__Given task__:
Copy, from the entries below, each line in which the string "this" appears.

__Records__:
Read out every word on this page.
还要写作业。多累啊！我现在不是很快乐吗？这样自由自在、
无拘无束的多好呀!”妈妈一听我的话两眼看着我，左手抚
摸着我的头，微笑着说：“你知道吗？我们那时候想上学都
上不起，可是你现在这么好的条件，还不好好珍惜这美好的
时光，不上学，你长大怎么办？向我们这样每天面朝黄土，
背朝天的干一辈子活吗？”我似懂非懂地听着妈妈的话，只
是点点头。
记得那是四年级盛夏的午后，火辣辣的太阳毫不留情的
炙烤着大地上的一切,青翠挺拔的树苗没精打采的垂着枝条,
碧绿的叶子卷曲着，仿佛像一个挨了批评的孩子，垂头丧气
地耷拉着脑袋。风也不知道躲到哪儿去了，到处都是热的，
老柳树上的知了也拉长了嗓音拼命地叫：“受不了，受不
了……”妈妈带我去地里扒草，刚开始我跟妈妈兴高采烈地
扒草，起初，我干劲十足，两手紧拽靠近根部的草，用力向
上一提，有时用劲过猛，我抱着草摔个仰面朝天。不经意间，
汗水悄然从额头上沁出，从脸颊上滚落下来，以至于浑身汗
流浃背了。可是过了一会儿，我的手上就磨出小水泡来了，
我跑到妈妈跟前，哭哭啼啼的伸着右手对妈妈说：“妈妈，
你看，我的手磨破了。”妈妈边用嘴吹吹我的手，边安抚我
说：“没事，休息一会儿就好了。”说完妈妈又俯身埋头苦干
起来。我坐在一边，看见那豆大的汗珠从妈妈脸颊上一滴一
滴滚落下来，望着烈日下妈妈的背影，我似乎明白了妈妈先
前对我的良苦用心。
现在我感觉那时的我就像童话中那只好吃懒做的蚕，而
==
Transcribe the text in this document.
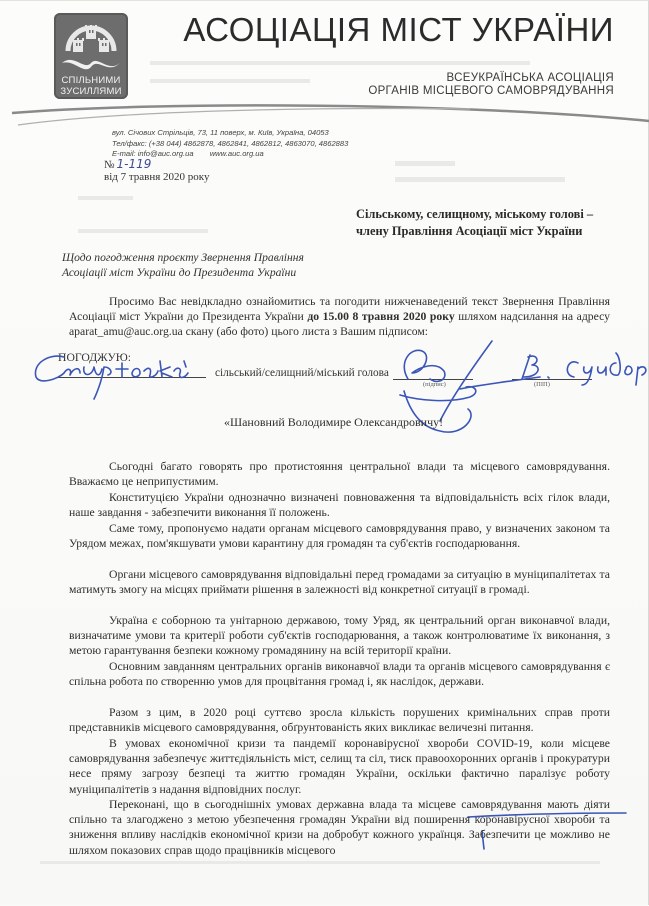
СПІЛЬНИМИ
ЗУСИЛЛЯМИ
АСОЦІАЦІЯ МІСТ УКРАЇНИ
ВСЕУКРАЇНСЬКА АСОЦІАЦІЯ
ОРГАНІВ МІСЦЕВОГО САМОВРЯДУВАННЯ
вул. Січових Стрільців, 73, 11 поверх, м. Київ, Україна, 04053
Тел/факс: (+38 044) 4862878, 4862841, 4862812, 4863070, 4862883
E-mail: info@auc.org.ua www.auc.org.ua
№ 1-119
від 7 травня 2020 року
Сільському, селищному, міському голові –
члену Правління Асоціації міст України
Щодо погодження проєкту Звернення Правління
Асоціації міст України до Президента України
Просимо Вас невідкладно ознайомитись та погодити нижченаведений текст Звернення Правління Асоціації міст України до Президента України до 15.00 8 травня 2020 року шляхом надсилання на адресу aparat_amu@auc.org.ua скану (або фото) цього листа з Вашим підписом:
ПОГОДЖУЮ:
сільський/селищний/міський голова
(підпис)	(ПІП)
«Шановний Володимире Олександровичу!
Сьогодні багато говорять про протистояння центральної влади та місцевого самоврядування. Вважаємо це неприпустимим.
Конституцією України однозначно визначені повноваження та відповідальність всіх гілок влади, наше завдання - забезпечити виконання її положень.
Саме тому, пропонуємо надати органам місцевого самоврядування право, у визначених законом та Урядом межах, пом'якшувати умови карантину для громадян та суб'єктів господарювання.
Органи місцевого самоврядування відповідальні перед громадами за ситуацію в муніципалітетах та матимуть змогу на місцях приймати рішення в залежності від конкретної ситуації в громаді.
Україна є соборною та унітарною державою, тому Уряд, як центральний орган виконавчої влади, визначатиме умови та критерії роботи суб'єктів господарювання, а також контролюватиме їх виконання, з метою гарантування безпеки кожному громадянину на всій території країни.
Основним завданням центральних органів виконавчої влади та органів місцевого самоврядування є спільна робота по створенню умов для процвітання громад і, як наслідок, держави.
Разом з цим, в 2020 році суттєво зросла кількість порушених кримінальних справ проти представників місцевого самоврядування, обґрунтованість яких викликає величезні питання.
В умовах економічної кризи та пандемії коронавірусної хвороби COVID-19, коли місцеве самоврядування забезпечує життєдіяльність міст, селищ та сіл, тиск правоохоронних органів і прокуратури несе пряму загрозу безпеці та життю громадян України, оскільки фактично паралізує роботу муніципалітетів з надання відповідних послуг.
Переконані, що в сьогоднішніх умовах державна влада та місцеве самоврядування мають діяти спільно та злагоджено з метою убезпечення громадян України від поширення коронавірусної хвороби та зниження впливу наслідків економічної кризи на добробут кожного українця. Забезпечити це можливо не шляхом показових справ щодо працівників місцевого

__Exercise solution__:
Read out every word on this page.
Transcribe the text in this document.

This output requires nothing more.